**WHAT YOU NEED TO DO**
Lines containing the word "Клітинна" are the ones to copy from the records below.
-- BEGIN MATERIAL SUPPLIED --
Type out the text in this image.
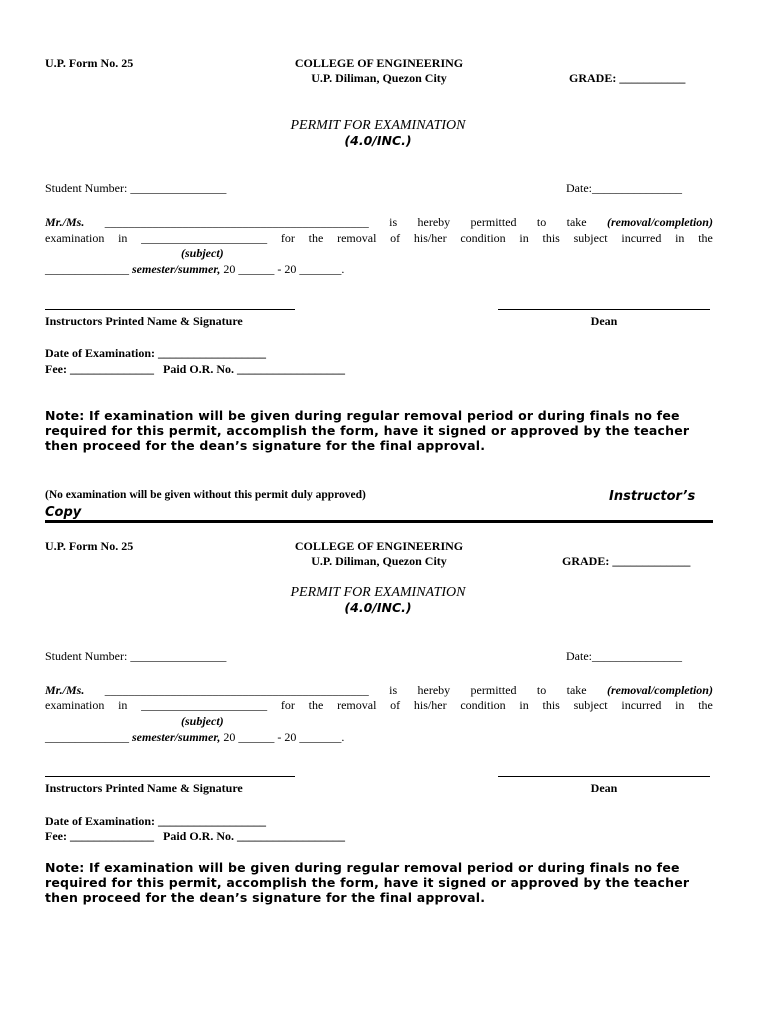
U.P. Form No. 25	COLLEGE OF ENGINEERING
U.P. Diliman, Quezon City	GRADE: ___________
PERMIT FOR EXAMINATION
(4.0/INC.)
Student Number: ________________	Date:_______________
Mr./Ms. ____________________________________________ is hereby permitted to take (removal/completion)
examination in _____________________ for the removal of his/her condition in this subject incurred in the
(subject)
______________ semester/summer, 20 ______ - 20 _______.
Instructors Printed Name & Signature	Dean
Date of Examination: __________________
Fee: ______________ Paid O.R. No. __________________
Note: If examination will be given during regular removal period or during finals no fee required for this permit, accomplish the form, have it signed or approved by the teacher then proceed for the dean’s signature for the final approval.
(No examination will be given without this permit duly approved)	Instructor’s Copy
U.P. Form No. 25	COLLEGE OF ENGINEERING
U.P. Diliman, Quezon City	GRADE: _____________
PERMIT FOR EXAMINATION
(4.0/INC.)
Student Number: ________________	Date:_______________
Mr./Ms. ____________________________________________ is hereby permitted to take (removal/completion)
examination in _____________________ for the removal of his/her condition in this subject incurred in the
(subject)
______________ semester/summer, 20 ______ - 20 _______.
Instructors Printed Name & Signature	Dean
Date of Examination: __________________
Fee: ______________ Paid O.R. No. __________________
Note: If examination will be given during regular removal period or during finals no fee required for this permit, accomplish the form, have it signed or approved by the teacher then proceed for the dean’s signature for the final approval.
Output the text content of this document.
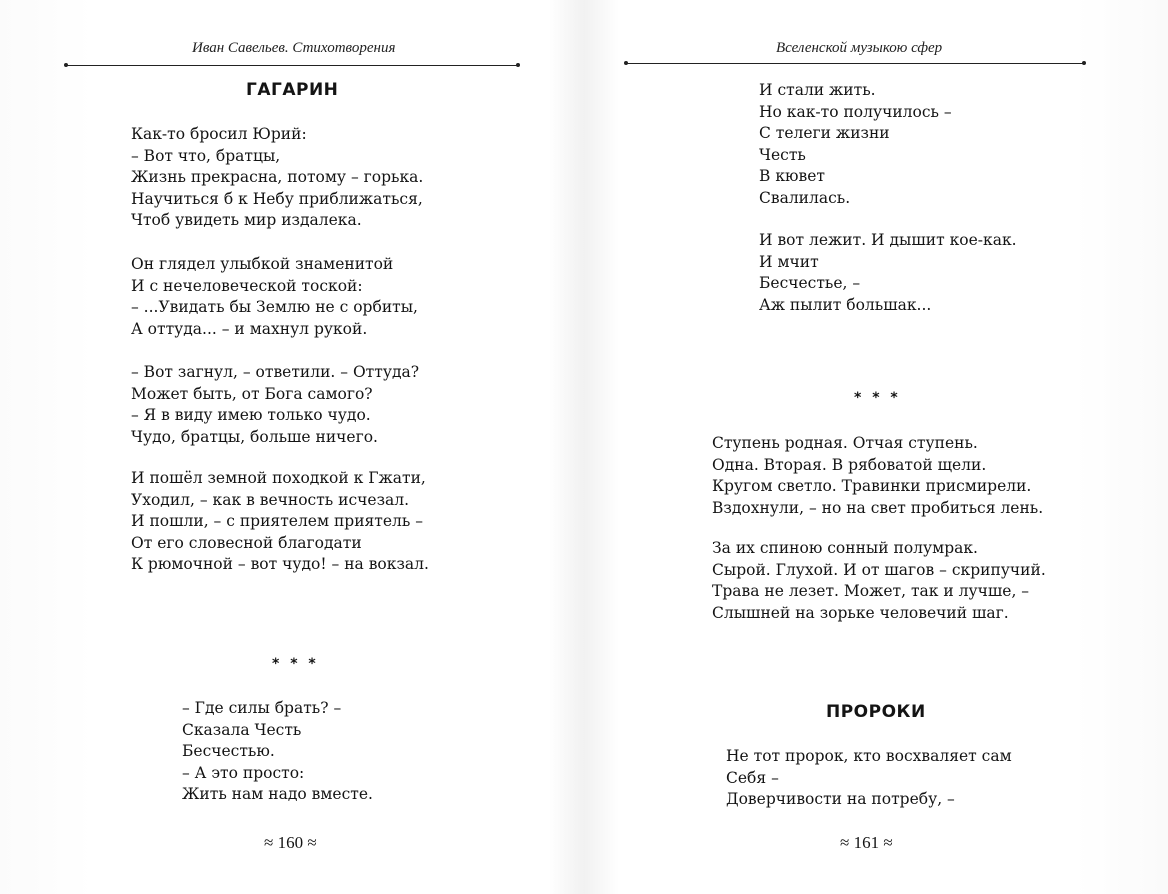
Иван Савельев. Стихотворения
ГАГАРИН
Как-то бросил Юрий:
– Вот что, братцы,
Жизнь прекрасна, потому – горька.
Научиться б к Небу приближаться,
Чтоб увидеть мир издалека.
Он глядел улыбкой знаменитой
И с нечеловеческой тоской:
– ...Увидать бы Землю не с орбиты,
А оттуда... – и махнул рукой.
– Вот загнул, – ответили. – Оттуда?
Может быть, от Бога самого?
– Я в виду имею только чудо.
Чудо, братцы, больше ничего.
И пошёл земной походкой к Гжати,
Уходил, – как в вечность исчезал.
И пошли, – с приятелем приятель –
От его словесной благодати
К рюмочной – вот чудо! – на вокзал.
* * *
– Где силы брать? –
Сказала Честь
Бесчестью.
– А это просто:
Жить нам надо вместе.
≈ 160 ≈
Вселенской музыкою сфер
И стали жить.
Но как-то получилось –
С телеги жизни
Честь
В кювет
Свалилась.
И вот лежит. И дышит кое-как.
И мчит
Бесчестье, –
Аж пылит большак...
* * *
Ступень родная. Отчая ступень.
Одна. Вторая. В рябоватой щели.
Кругом светло. Травинки присмирели.
Вздохнули, – но на свет пробиться лень.
За их спиною сонный полумрак.
Сырой. Глухой. И от шагов – скрипучий.
Трава не лезет. Может, так и лучше, –
Слышней на зорьке человечий шаг.
ПРОРОКИ
Не тот пророк, кто восхваляет сам
Себя –
Доверчивости на потребу, –
≈ 161 ≈
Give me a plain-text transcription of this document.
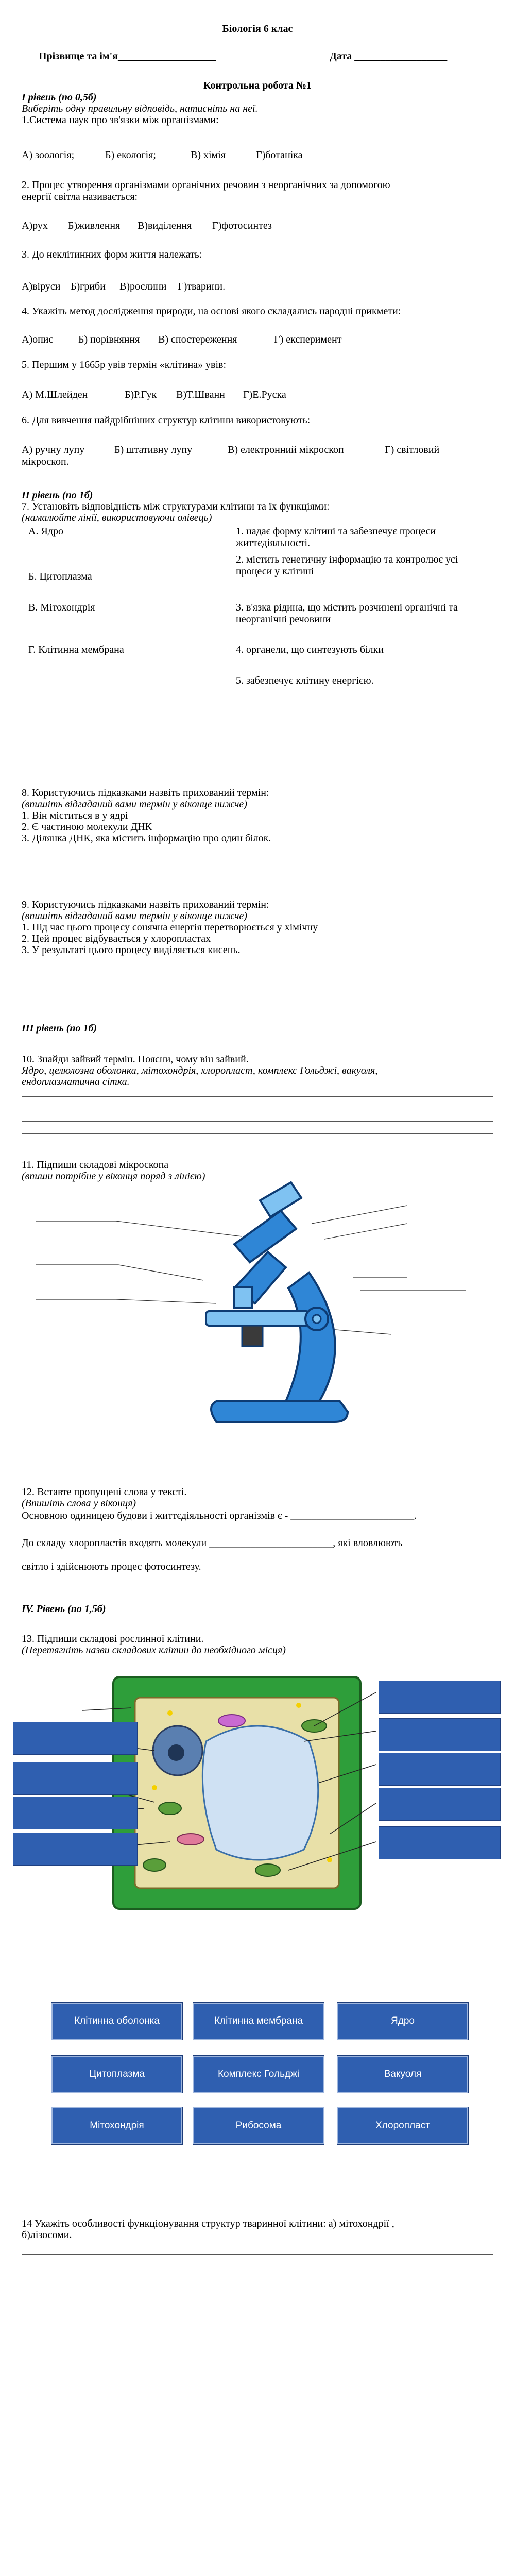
Біологія 6 клас
Прізвище та ім'я___________________	Дата __________________
Контрольна робота №1
І рівень (по 0,5б)
Виберіть одну правильну відповідь, натисніть на неї.
1.Система наук про зв'язки між організмами:
А) зоологія;	Б) екологія;	В) хімія	Г)ботаніка
2. Процес утворення організмами органічних речовин з неорганічних за допомогою
енергії світла називається:
А)рух Б)живлення В)виділення Г)фотосинтез
3. До неклітинних форм життя належать:
А)віруси Б)гриби В)рослини Г)тварини.
4. Укажіть метод дослідження природи, на основі якого складались народні прикмети:
А)опис Б) порівняння В) спостереження	Г) експеримент
5. Першим у 1665р увів термін «клітина» увів:
А) М.Шлейден	Б)Р.Гук В)Т.Шванн Г)Е.Руска
6. Для вивчення найдрібніших структур клітини використовують:
А) ручну лупу	Б) штативну лупу	В) електронний мікроскоп	Г) світловий
мікроскоп.
ІІ рівень (по 1б)
7. Установіть відповідність між структурами клітини та їх функціями:
(намалюйте лінії, використовуючи олівець)
А. Ядро
Б. Цитоплазма
В. Мітохондрія
Г. Клітинна мембрана
1. надає форму клітині та забезпечує процеси
життєдіяльності.
2. містить генетичну інформацію та контролює усі
процеси у клітині
3. в'язка рідина, що містить розчинені органічні та
неорганічні речовини
4. органели, що синтезують білки
5. забезпечує клітину енергією.
8. Користуючись підказками назвіть прихований термін:
(впишіть відгаданий вами термін у віконце нижче)
1. Він міститься в у ядрі
2. Є частиною молекули ДНК
3. Ділянка ДНК, яка містить інформацію про один білок.
9. Користуючись підказками назвіть прихований термін:
(впишіть відгаданий вами термін у віконце нижче)
1. Під час цього процесу сонячна енергія перетворюється у хімічну
2. Цей процес відбувається у хлоропластах
3. У результаті цього процесу виділяється кисень.
ІІІ рівень (по 1б)
10. Знайди зайвий термін. Поясни, чому він зайвий.
Ядро, целюлозна оболонка, мітохондрія, хлоропласт, комплекс Гольджі, вакуоля,
ендоплазматична сітка.
11. Підпиши складові мікроскопа
(впиши потрібне у віконця поряд з лінією)
12. Вставте пропущені слова у тексті.
(Впишіть слова у віконця)
Основною одиницею будови і життєдіяльності організмів є - ________________________.
До складу хлоропластів входять молекули ________________________, які вловлюють
світло і здійснюють процес фотосинтезу.
IV. Рівень (по 1,5б)
13. Підпиши складові рослинної клітини.
(Перетягніть назви складових клітин до необхідного місця)
Клітинна оболонка	Клітинна мембрана	Ядро
Цитоплазма	Комплекс Гольджі	Вакуоля
Мітохондрія	Рибосома	Хлоропласт
14 Укажіть особливості функціонування структур тваринної клітини: а) мітохондрії ,
б)лізосоми.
-- END MATERIAL SUPPLIED --
**OUTPUT BELOW**
Г. Клітинна мембрана
Клітинна оболонка	Клітинна мембрана	Ядро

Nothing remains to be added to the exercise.